→ **Stated task 1**
Repeat the records word for word, everything from their very first line down to the line containing "x-tick-label: 4 [426, 659, 433, 672]", with both of those lines included.

→ **Passage given**

How can companies manage risk distribution and transparency when entering a BIM-centric design process?

The result of this research project [Iliescu, 2010] was a framework to identify the different roles with respect to BIM depending on the type of contract (traditional, management contract, PPS etc.) and a

plan of steps to assess the risks and to cover them in the necessary contracts. The steps, as illustrated in Figure 1-1 are:

1. Establishing the project’s BIM scope, 2. BIM maturity and capability scan, 3. GO/NO GO verdict on the BIM process,

4. Establishing the project’s BIM risks – inherent and perceived, 5. Establishing the project’s BIM roles distribution,

6. Confirmation/rejection of assigned role,

7. Finalizing the project’s BIM Organizational Breakdown Structure (OBS) and BIM Task Break-down Structure (TBS),

8. Establishing the project’s BIM Process Map, 9. Signing BIM service agreements.

It is interesting to notice that, although the participating companies were quite satisfied about the results, the original problem was uncertainty about risks and benefits, while the resulting steps the risks are explicitly identified, but benefits or specific BIM targets are not. This indicates that these companies, and probably many more in AEC industry, view BIM as a risk rather than an opportunity.

2. RESEARCH PROBLEM

BIM seems very similar with Product Lifecycle Management (PLM) as being developed and applied in manufacturing industry since about 1990. While the discussion on PLM has always been very much focused on the benefits, the attitude towards BIM is more directed towards the risks. Today for PLM it is generally accepted that large companies cannot survive without it. This difference in perception on BIM and PLM is the trigger for this paper: compare BIM with PLM to find reasons for the different appreciation. The research problem in this paper is therefore:

What are the differences in the approaches of BIM and PLM that can explain the different appreciation of risk and benefit?

Having answered this question we also investigate to what extend some recommendations to BIM can be given to enhance acceptation in AEC industry.

Layout annotation records
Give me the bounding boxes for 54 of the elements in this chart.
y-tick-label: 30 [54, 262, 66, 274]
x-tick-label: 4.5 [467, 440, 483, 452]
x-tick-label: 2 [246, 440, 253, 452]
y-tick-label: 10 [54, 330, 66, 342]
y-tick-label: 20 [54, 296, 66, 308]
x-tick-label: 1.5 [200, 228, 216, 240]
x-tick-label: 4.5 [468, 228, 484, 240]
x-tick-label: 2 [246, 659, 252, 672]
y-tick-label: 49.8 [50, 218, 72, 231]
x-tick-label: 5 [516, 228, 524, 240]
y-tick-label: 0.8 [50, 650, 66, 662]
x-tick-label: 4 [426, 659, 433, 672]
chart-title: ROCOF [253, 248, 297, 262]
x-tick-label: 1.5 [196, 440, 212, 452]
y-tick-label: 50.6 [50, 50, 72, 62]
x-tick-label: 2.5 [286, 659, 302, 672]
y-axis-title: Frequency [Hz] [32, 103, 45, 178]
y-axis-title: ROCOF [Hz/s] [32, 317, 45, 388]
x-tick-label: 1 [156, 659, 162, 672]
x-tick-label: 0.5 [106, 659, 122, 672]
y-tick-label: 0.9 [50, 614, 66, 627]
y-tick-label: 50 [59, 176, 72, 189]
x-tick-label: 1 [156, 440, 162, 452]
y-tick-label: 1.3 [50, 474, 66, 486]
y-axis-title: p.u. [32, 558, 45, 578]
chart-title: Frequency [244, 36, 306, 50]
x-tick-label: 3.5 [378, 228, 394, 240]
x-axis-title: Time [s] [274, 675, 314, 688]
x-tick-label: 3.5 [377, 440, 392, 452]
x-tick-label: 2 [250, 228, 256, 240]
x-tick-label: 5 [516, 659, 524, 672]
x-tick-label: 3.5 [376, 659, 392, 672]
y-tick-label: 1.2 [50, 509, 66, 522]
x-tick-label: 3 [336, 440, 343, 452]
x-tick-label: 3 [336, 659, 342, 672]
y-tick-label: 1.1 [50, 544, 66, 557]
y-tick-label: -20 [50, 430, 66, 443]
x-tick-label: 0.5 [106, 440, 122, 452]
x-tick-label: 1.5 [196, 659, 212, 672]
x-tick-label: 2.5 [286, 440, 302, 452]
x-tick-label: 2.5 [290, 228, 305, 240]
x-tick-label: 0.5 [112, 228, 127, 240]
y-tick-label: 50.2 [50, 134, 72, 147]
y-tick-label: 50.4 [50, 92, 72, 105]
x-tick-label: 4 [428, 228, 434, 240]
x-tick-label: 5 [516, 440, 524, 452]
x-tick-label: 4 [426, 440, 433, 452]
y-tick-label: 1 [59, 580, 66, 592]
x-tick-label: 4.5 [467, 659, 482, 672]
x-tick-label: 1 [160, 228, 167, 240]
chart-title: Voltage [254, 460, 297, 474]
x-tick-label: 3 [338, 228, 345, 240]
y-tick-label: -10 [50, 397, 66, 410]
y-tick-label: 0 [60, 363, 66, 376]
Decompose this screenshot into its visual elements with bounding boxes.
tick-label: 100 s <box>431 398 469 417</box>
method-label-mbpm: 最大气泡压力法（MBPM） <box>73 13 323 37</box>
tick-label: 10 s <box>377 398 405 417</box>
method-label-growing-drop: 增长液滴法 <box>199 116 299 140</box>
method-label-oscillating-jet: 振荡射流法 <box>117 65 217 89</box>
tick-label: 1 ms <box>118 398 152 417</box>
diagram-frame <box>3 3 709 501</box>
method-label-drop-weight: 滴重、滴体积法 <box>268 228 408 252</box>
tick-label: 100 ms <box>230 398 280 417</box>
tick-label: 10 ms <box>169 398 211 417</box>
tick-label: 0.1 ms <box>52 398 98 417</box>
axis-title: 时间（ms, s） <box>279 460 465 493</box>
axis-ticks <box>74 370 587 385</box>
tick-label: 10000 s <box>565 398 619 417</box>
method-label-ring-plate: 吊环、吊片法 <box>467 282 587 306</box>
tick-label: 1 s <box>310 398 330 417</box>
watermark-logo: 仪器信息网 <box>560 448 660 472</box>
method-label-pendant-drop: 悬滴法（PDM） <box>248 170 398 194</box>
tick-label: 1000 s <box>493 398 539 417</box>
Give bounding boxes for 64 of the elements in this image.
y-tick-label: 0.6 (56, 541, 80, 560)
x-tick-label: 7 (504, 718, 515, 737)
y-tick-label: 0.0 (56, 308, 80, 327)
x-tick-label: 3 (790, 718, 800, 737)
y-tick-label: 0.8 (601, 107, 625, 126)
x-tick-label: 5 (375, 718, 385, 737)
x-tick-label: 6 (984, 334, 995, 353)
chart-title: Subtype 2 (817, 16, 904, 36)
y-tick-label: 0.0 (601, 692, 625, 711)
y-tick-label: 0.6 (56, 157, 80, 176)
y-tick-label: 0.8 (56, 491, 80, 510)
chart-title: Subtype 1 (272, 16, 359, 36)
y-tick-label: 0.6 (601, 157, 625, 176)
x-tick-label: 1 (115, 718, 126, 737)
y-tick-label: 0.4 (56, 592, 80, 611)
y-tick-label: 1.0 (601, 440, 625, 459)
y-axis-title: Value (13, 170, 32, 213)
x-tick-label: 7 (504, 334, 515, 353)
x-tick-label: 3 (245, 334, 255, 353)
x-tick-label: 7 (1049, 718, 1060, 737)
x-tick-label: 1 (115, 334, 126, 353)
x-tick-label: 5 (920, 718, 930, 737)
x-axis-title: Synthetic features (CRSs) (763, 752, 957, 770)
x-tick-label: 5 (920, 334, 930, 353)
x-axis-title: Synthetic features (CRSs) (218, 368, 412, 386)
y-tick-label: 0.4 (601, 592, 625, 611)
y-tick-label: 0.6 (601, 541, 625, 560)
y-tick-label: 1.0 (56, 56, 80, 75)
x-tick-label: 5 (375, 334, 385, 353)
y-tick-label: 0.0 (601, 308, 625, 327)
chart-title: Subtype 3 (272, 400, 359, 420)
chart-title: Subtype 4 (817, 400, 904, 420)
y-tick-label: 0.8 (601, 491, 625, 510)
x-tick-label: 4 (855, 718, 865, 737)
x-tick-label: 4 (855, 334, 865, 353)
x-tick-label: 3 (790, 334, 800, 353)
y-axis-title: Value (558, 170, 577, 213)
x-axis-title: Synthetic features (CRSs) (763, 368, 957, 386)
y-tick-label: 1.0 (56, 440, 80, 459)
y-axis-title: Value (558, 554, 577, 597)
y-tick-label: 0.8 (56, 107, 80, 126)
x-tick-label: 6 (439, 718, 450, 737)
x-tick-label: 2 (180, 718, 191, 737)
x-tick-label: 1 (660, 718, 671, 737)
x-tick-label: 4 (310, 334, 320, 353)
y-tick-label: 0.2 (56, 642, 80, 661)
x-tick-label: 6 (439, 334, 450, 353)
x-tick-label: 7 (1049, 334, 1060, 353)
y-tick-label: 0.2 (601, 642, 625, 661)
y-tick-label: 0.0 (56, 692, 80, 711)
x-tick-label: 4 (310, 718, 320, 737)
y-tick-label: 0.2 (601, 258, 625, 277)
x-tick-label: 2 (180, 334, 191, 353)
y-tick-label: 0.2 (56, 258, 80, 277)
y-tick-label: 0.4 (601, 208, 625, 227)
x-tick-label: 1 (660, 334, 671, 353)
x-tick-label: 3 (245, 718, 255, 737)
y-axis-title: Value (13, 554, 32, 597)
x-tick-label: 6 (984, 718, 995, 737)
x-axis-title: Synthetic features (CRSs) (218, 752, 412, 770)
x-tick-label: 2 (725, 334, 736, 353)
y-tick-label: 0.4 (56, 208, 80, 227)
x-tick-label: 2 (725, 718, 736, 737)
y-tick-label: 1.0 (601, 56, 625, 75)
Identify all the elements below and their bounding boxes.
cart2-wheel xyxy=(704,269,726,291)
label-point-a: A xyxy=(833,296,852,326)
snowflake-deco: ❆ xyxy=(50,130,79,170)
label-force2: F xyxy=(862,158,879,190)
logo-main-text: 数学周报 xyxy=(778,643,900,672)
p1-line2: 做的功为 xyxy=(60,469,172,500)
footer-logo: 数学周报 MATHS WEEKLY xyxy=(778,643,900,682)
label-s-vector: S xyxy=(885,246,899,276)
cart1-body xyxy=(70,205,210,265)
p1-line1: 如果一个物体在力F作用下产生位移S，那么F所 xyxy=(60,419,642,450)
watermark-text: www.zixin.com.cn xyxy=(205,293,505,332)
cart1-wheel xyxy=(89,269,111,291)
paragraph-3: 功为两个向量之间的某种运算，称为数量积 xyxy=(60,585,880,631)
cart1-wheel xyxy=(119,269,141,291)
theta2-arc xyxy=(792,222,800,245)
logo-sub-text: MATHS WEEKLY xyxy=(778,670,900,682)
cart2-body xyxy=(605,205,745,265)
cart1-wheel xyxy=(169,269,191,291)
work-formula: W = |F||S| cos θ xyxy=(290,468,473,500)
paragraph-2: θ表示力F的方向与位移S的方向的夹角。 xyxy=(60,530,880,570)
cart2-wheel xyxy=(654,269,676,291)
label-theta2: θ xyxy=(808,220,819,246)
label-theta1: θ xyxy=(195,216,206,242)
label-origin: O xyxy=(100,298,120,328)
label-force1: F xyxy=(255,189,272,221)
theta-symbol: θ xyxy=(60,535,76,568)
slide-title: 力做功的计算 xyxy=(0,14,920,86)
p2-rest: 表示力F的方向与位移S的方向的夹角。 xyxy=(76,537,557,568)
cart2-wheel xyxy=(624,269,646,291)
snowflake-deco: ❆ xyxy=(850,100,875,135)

→ **Stated task 2**
Continue the passage comparing BIM with PLM from the point where it ends.

→ **Response 1**
Give me the bounding boxes for 54 of the elements in this chart.
y-tick-label: 30 [54, 262, 66, 274]
x-tick-label: 4.5 [467, 440, 483, 452]
x-tick-label: 2 [246, 440, 253, 452]
y-tick-label: 10 [54, 330, 66, 342]
y-tick-label: 20 [54, 296, 66, 308]
x-tick-label: 1.5 [200, 228, 216, 240]
x-tick-label: 4.5 [468, 228, 484, 240]
x-tick-label: 2 [246, 659, 252, 672]
y-tick-label: 49.8 [50, 218, 72, 231]
x-tick-label: 5 [516, 228, 524, 240]
y-tick-label: 0.8 [50, 650, 66, 662]
x-tick-label: 4 [426, 659, 433, 672]

→ **Response 2**
3. PRODUCT LIFECYCLE MANAGEMENT

1.1 PLM concept

Where the concept of BIM came up in the last decennium, PLM already goes back to before 1990, when several mechanical CAD vendors introduced Engineering Data Management (EDM) systems to help engineers in managing the growing number of CAD files [Saaksvuori, 2004]. Around 1995 a new generation of software products was introduced and called Product Data Management. The scope of these products was extended to making design documents available to all parties in a manufacturing company, and to support the design processes and projects. In 2000 a third generation was presented under the name of Product lifecycle management (PLM). This time the scope of the support was extended from company to supply chain and from product development to all product lifecycle phases from conception to demolition. Also, because of the more general introduction of 3D CAD, visualization of products and processes became an important feature. Products, product properties and possible clashes between components are much more easily detected in a 3D visualisation than on 2D drawings. The first goal of EDM was to save cost by elimination document search time and errors because of using out-dated versions. PDM added the goal of shorter time to market because of workflow support. PLM shifts the goal to developing and supporting products that better fit the actual needs of the customer and society [Silventoinen e.a, 2011].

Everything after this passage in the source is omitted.